## Exercise material
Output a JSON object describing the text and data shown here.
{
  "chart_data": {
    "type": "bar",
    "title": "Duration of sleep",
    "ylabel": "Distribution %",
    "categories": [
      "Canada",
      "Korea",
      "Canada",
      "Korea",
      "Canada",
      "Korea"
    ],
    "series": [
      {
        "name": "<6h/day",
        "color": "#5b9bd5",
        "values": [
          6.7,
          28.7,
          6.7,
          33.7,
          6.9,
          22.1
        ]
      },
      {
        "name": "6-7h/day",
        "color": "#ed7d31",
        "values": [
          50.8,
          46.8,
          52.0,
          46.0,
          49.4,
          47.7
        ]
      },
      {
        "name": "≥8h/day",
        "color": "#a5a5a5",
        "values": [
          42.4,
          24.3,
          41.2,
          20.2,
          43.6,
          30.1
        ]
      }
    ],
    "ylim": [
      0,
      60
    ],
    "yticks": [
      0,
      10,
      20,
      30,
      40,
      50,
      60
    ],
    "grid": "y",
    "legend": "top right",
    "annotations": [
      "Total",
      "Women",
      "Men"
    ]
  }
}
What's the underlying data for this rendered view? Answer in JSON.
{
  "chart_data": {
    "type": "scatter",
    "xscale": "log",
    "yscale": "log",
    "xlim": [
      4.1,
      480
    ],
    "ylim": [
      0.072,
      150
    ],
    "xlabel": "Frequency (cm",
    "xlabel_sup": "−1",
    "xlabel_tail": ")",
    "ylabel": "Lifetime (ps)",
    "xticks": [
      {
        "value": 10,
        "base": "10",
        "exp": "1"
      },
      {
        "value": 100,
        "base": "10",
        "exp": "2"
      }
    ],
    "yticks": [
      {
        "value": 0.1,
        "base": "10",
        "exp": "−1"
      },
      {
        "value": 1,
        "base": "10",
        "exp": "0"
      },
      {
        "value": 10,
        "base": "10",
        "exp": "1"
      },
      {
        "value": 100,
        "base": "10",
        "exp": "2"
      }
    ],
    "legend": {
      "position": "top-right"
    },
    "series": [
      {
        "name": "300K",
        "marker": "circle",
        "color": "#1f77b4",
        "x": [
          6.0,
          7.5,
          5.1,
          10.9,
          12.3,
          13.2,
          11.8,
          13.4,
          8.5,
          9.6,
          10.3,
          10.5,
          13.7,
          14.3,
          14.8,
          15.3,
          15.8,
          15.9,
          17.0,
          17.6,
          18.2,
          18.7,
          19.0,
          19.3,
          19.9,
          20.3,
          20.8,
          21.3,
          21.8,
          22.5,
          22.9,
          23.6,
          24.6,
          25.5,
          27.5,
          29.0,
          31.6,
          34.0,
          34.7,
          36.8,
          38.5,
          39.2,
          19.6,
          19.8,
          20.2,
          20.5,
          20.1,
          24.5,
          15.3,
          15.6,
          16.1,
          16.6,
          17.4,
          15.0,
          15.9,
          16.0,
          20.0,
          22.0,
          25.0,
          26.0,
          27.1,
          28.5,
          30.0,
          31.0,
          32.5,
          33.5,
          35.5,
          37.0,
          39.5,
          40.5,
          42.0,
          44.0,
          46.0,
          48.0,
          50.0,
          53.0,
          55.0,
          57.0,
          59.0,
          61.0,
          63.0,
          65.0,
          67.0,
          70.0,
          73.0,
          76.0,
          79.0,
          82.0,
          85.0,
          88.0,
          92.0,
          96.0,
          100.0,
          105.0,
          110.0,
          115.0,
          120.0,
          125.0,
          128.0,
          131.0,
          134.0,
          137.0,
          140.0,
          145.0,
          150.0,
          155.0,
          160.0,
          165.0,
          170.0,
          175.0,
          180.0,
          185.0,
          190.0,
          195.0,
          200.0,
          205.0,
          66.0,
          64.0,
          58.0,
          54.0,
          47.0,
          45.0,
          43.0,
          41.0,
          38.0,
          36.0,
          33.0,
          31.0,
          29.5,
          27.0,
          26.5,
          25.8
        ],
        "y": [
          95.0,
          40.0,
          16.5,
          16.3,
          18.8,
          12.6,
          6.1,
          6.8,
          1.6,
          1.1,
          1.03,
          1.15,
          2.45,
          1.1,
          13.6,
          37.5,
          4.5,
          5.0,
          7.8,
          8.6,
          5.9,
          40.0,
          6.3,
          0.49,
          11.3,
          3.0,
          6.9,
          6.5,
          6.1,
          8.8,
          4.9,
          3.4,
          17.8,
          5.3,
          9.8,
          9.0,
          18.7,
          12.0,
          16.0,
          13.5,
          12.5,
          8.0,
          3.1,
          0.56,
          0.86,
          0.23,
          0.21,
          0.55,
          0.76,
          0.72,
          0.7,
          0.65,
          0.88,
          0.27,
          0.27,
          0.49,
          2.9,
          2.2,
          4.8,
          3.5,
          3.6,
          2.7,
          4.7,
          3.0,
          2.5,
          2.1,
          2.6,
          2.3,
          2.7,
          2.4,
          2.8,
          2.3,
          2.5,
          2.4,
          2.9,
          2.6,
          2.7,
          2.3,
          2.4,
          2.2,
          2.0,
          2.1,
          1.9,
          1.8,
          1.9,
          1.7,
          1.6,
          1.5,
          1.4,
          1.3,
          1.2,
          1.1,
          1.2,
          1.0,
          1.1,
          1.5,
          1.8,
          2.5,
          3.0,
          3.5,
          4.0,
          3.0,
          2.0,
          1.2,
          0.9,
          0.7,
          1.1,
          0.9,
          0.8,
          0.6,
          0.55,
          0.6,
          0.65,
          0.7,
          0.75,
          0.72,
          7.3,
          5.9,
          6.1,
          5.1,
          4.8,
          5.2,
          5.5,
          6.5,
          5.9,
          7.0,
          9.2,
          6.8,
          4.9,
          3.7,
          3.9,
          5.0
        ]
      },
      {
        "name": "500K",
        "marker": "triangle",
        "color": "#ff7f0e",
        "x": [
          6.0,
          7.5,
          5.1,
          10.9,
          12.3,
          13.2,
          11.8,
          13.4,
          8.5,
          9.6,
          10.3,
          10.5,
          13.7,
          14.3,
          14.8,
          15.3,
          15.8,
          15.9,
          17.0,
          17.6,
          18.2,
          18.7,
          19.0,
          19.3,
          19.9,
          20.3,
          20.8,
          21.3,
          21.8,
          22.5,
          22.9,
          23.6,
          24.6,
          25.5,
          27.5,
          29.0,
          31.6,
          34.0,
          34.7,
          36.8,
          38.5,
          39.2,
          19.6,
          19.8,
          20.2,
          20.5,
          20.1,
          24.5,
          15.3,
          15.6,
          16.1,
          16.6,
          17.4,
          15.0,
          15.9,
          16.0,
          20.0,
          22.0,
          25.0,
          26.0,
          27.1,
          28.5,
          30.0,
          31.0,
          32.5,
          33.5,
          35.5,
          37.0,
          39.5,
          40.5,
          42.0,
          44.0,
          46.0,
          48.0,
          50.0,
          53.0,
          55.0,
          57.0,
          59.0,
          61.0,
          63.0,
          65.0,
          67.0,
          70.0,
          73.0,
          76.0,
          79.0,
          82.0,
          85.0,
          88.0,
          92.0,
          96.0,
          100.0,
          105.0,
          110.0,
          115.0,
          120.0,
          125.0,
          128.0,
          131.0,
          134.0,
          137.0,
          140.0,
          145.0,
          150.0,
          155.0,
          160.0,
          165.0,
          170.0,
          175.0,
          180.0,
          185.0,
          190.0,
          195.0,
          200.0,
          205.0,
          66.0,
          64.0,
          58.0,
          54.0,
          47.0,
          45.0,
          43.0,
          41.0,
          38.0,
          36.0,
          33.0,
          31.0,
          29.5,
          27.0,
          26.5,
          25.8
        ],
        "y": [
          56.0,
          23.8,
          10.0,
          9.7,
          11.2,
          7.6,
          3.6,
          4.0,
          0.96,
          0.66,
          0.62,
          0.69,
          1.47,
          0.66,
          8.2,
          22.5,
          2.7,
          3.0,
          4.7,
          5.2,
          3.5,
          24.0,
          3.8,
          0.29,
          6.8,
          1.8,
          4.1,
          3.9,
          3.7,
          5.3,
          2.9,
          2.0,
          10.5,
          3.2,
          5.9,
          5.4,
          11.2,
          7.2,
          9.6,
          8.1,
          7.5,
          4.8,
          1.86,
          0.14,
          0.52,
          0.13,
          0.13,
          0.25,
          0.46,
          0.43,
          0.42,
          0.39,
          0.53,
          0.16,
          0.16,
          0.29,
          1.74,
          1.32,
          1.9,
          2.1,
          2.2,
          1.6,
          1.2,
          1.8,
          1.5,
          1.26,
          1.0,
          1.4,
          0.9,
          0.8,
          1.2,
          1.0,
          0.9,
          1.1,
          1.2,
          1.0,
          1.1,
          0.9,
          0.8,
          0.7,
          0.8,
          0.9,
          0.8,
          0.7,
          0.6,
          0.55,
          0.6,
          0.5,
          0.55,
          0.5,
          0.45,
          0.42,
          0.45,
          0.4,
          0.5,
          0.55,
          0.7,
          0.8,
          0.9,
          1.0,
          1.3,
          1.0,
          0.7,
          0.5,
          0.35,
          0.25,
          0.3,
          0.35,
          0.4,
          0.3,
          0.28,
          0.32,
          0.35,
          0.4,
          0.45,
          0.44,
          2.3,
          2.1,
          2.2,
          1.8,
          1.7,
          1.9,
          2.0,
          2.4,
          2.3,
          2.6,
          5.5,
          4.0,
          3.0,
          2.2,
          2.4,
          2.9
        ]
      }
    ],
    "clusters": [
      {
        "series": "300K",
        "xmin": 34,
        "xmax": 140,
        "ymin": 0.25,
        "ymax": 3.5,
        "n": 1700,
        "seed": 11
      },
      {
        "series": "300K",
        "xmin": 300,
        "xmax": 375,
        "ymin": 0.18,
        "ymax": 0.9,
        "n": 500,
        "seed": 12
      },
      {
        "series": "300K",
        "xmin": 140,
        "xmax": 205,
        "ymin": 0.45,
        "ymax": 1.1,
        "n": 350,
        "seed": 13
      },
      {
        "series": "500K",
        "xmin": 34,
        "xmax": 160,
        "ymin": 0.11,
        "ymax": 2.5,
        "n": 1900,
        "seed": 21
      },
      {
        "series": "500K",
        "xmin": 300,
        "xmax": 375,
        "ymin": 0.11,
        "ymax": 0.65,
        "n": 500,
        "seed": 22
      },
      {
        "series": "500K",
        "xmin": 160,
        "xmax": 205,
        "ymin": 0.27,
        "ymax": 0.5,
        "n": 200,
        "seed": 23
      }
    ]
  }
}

## Task directions
Copy all lines of the listing above that contain the string "seed".

## Exercise answer
        "seed": 11
        "seed": 12
        "seed": 13
        "seed": 21
        "seed": 22
        "seed": 23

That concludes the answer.